(Task brief): Within the listing below, locate all lines containing the word "this". Copy each one.

(Given records):
|---|

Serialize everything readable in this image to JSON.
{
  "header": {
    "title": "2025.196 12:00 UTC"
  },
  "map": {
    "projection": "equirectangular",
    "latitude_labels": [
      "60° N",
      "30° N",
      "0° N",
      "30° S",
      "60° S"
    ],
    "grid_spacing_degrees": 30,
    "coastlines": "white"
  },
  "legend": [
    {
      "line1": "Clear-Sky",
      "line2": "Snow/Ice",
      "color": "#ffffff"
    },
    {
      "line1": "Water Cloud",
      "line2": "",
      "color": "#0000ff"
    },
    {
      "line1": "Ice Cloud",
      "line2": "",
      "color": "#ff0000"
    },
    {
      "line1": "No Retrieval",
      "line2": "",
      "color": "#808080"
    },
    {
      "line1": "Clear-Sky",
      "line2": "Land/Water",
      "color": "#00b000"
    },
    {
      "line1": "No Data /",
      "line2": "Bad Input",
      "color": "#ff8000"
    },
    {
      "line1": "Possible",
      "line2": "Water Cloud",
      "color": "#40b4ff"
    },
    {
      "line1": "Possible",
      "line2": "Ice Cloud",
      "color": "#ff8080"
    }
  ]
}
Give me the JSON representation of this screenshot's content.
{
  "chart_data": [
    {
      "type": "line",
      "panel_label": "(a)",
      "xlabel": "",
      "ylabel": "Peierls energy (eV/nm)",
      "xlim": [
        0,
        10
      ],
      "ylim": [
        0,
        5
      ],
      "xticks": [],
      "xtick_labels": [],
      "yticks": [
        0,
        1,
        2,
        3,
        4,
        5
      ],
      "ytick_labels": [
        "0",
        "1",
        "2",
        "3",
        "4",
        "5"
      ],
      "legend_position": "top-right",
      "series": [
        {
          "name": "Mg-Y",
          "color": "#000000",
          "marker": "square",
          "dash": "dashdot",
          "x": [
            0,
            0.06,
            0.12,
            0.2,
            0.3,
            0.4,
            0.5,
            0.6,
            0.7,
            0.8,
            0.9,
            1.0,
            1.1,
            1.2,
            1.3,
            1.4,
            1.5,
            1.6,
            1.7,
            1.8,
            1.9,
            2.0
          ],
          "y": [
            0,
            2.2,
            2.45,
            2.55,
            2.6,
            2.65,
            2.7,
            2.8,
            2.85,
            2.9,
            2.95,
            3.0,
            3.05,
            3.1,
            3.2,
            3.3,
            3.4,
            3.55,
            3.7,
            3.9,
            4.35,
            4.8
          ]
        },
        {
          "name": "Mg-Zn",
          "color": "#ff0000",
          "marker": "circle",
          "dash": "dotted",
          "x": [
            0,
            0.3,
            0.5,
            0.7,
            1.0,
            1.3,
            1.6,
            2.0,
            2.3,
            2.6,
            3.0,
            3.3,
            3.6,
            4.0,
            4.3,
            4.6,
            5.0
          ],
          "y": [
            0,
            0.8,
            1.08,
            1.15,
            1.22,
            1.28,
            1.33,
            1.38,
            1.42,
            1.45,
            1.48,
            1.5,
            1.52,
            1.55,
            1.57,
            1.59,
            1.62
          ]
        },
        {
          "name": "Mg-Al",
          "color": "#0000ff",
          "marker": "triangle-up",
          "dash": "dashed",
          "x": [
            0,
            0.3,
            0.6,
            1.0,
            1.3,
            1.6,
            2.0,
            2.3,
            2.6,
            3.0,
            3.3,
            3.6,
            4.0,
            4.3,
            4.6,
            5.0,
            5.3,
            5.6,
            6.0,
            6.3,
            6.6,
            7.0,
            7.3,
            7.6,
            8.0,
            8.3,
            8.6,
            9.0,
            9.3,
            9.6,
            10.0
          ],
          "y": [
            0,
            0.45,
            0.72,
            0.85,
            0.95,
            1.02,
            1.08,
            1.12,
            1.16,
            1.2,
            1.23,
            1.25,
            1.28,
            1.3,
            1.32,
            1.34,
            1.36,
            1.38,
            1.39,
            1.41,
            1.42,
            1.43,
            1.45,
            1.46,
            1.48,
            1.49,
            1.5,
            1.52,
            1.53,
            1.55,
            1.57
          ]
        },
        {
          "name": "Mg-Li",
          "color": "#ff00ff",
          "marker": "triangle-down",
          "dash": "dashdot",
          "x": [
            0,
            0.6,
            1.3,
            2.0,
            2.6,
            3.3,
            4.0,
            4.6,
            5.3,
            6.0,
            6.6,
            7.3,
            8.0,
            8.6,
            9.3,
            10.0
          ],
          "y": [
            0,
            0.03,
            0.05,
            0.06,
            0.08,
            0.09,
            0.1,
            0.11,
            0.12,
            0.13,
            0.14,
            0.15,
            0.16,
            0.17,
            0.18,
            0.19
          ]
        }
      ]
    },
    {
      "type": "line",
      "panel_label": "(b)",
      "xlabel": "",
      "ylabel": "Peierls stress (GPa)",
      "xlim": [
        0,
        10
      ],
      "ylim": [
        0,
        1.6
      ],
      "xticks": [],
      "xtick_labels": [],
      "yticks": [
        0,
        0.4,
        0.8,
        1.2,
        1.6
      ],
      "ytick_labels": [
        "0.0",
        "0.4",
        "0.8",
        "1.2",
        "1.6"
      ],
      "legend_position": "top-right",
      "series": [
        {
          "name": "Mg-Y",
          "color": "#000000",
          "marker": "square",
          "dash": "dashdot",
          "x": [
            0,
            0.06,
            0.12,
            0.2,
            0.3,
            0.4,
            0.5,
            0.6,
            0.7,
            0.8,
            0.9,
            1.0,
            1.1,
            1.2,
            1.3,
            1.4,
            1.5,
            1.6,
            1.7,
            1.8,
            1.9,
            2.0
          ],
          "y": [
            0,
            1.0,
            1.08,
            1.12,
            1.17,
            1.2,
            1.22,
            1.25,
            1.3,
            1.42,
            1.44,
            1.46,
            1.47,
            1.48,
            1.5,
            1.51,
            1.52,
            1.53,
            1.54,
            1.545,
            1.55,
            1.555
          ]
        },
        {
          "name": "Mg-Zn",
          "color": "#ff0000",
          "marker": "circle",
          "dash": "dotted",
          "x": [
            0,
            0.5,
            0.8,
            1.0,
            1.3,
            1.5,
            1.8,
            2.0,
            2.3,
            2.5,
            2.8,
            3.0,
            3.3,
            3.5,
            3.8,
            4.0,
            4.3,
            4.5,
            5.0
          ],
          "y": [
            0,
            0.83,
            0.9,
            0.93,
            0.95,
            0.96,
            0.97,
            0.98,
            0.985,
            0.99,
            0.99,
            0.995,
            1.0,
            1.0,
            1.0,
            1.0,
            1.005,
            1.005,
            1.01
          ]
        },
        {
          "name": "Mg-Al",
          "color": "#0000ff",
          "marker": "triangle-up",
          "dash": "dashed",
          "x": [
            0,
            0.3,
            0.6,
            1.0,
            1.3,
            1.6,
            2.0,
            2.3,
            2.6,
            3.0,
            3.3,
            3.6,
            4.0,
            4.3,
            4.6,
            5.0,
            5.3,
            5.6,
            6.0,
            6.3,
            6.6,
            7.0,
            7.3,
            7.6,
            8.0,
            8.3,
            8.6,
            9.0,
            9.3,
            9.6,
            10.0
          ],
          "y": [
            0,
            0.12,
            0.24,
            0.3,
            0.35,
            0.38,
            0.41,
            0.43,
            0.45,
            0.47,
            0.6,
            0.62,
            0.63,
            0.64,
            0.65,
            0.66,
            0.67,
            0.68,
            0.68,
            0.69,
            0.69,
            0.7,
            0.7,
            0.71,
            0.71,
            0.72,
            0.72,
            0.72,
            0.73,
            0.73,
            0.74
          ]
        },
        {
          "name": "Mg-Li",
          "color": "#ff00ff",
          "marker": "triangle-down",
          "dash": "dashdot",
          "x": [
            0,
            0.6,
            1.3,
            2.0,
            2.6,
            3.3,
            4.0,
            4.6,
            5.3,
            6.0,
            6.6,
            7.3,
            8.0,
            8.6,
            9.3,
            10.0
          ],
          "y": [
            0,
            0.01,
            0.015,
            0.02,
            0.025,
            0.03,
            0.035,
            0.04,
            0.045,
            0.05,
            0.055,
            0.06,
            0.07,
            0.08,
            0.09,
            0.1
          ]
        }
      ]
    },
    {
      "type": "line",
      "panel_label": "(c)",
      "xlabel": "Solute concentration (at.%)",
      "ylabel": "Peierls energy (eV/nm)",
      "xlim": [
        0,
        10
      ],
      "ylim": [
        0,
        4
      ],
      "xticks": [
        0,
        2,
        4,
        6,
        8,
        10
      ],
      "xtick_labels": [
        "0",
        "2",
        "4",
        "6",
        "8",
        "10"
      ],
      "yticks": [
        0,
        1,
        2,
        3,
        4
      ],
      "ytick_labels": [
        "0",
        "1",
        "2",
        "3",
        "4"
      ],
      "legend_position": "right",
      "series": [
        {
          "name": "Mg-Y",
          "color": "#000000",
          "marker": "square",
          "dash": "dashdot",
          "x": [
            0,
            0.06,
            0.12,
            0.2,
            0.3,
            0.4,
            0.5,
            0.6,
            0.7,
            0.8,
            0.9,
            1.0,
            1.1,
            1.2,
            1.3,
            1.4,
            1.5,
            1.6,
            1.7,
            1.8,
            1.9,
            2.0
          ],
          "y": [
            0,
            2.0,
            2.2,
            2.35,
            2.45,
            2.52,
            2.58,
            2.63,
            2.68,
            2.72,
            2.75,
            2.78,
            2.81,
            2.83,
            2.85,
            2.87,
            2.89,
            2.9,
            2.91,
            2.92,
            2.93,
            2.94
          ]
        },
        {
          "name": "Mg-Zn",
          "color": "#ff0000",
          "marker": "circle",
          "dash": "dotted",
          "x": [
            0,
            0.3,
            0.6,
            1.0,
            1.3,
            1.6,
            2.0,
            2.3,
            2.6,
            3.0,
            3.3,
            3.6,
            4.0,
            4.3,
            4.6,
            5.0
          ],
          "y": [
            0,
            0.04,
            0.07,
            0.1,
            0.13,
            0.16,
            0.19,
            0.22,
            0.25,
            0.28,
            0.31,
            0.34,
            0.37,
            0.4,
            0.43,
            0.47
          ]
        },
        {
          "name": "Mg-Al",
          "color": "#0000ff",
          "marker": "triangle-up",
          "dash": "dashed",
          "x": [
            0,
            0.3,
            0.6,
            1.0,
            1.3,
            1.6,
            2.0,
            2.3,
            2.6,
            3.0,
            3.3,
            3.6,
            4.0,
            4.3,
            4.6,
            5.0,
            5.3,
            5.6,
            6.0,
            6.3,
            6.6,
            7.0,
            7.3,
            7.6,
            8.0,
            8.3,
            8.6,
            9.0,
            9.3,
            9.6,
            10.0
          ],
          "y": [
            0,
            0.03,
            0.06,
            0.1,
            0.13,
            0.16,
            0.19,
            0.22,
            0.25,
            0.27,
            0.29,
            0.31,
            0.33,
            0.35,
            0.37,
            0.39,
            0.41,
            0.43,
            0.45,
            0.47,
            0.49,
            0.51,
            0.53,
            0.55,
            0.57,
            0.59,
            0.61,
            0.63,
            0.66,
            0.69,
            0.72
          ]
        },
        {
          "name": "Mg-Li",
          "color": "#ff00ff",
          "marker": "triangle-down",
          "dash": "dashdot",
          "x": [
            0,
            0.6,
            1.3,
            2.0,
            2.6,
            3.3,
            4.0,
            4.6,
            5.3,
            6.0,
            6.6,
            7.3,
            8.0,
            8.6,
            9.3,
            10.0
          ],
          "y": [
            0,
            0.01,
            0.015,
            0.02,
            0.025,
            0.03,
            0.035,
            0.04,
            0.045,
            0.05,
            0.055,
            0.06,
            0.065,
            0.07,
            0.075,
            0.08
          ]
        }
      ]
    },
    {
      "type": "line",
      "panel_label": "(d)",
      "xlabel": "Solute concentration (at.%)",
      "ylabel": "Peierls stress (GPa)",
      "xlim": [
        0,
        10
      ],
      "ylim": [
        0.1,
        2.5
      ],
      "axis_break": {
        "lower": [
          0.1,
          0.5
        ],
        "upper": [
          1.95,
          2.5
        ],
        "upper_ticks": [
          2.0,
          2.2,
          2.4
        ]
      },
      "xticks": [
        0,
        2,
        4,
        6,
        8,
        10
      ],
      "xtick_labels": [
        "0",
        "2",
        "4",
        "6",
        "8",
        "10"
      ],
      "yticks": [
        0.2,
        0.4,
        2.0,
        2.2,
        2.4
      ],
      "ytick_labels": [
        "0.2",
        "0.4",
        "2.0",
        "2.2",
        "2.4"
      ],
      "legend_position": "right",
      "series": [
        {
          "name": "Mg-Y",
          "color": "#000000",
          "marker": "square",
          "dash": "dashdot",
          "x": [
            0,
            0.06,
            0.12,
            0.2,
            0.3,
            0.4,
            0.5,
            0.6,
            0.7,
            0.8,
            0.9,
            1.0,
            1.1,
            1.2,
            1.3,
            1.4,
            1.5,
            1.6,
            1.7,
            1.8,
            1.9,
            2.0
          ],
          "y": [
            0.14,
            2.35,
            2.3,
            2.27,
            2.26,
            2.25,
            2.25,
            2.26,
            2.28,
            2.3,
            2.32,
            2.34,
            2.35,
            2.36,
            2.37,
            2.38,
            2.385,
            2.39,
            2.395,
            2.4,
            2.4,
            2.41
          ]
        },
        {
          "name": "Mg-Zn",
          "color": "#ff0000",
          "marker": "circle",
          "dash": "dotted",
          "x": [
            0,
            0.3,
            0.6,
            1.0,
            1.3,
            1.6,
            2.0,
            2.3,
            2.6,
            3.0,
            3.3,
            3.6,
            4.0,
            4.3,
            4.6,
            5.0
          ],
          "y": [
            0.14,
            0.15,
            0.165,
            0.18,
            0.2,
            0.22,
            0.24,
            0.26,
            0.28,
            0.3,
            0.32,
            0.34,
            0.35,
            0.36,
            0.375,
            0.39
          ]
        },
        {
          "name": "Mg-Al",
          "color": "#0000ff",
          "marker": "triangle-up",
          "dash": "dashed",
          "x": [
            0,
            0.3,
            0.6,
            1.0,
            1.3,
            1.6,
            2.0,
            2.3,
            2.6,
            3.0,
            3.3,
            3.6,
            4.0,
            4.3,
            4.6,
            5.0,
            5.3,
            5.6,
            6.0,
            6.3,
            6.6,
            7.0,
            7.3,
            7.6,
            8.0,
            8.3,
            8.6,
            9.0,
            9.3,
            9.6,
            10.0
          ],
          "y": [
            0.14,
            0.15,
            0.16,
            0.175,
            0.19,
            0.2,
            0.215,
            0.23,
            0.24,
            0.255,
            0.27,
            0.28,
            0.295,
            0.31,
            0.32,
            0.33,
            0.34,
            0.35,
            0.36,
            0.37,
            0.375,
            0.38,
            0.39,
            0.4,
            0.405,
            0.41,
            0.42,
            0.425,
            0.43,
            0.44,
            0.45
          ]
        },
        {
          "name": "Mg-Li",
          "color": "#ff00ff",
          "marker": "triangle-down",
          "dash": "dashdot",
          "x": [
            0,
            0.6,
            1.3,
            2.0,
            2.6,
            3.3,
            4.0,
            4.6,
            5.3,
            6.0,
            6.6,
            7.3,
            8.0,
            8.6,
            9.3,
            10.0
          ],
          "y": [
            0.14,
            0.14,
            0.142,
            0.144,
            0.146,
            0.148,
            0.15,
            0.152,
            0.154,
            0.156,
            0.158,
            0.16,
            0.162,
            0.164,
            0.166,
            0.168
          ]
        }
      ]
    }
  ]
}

|---|

(Solution below):
Serialize everything readable in this image to JSON.
Give me the JSON representation of this screenshot's content.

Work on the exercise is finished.